** BEGIN Record list **

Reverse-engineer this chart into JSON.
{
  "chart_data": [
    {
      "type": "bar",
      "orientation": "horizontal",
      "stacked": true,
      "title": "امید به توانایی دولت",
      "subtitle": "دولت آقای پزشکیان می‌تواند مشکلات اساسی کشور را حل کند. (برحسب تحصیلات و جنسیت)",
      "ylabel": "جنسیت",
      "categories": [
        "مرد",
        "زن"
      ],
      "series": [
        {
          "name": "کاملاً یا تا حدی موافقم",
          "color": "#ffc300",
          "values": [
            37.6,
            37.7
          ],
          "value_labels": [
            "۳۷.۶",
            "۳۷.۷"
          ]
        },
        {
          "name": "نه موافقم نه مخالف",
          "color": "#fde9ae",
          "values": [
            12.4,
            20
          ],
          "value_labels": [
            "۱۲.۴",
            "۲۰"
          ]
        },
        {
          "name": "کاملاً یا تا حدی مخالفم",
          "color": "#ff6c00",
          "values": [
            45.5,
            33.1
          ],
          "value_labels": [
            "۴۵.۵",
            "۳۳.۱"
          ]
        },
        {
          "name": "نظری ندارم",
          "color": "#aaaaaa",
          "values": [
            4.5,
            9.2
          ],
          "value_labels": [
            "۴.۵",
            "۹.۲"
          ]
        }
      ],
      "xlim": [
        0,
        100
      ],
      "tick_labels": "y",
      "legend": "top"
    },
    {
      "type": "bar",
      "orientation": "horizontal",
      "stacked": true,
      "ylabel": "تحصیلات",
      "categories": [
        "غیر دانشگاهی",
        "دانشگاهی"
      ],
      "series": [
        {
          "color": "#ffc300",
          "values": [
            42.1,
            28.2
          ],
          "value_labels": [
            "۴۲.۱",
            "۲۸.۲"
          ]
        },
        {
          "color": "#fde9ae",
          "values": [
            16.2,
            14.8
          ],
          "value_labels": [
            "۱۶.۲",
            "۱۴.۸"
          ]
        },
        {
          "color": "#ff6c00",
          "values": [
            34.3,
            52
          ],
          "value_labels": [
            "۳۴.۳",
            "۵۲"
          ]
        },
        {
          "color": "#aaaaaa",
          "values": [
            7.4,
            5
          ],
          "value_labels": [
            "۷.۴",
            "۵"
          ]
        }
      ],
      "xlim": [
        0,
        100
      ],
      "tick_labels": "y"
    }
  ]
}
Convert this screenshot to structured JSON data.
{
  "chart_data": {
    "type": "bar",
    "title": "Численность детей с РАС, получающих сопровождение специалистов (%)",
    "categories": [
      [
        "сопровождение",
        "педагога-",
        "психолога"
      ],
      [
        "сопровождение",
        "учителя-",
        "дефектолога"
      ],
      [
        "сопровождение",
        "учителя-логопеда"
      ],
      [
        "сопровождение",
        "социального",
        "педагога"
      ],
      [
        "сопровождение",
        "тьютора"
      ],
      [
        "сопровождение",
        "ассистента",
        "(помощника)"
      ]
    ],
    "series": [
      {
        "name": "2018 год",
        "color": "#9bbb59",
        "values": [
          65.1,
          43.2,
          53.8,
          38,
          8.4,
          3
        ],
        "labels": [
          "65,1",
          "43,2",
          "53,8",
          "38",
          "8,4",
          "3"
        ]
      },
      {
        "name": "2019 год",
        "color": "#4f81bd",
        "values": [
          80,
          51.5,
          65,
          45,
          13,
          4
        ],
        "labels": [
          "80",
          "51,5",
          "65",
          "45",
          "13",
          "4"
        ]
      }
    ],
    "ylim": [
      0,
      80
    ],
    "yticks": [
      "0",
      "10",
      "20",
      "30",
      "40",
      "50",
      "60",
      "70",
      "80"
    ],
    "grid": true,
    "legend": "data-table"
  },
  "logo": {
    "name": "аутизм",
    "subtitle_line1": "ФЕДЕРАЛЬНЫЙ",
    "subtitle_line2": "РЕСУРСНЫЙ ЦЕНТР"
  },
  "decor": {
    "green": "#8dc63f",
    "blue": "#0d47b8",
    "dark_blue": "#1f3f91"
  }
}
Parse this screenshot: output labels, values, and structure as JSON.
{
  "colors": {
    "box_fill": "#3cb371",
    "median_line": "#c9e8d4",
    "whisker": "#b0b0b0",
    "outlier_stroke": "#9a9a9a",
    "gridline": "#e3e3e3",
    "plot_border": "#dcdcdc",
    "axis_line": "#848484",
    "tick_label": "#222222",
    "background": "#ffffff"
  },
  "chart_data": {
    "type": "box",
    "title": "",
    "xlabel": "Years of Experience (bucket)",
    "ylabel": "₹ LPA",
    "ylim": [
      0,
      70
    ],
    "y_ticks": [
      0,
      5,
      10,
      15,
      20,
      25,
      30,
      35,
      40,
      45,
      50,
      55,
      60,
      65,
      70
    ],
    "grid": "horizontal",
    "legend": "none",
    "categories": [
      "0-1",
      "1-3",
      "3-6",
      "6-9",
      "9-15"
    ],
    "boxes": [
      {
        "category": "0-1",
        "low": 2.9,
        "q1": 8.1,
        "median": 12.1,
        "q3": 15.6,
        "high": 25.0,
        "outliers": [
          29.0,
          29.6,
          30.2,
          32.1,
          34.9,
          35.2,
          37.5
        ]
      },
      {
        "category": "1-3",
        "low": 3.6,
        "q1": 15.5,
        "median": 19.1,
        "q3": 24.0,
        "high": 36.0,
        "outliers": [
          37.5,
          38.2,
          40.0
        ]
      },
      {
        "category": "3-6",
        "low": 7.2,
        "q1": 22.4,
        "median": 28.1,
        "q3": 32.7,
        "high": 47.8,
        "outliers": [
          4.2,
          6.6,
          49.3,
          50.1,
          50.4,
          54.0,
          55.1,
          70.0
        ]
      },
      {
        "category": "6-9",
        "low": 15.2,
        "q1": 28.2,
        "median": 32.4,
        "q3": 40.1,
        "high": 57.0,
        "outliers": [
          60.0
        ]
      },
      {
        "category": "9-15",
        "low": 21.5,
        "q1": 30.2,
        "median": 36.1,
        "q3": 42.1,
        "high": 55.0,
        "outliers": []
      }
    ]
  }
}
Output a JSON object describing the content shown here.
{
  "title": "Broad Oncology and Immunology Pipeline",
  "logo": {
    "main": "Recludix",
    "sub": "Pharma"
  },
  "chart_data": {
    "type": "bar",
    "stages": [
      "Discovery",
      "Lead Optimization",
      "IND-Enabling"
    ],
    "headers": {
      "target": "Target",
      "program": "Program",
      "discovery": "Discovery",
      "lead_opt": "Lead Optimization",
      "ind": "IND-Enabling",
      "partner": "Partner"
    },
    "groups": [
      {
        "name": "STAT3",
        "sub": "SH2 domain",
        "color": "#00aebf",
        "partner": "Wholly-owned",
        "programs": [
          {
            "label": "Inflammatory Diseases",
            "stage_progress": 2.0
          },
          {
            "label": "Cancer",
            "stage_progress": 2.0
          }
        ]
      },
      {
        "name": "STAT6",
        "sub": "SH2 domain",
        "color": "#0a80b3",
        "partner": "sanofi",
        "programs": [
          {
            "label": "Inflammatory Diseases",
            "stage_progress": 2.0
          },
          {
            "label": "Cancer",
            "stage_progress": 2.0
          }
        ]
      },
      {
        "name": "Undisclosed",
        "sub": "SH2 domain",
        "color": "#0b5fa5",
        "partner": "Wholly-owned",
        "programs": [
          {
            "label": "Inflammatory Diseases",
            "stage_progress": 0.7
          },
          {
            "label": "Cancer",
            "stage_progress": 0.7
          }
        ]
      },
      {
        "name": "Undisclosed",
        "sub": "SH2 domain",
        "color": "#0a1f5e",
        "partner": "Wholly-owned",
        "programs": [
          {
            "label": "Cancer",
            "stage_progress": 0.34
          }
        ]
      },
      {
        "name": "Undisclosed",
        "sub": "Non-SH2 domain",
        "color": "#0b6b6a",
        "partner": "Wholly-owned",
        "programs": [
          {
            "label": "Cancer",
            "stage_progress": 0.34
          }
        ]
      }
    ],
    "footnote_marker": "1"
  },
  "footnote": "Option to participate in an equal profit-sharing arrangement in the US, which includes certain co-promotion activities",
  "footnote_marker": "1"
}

** END Record list **

▸ **Request**:
In the records above, locate each line with the word "category". Copy all such lines.

▸ **The answer**:
        "category": "0-1",
        "category": "1-3",
        "category": "3-6",
        "category": "6-9",
        "category": "9-15",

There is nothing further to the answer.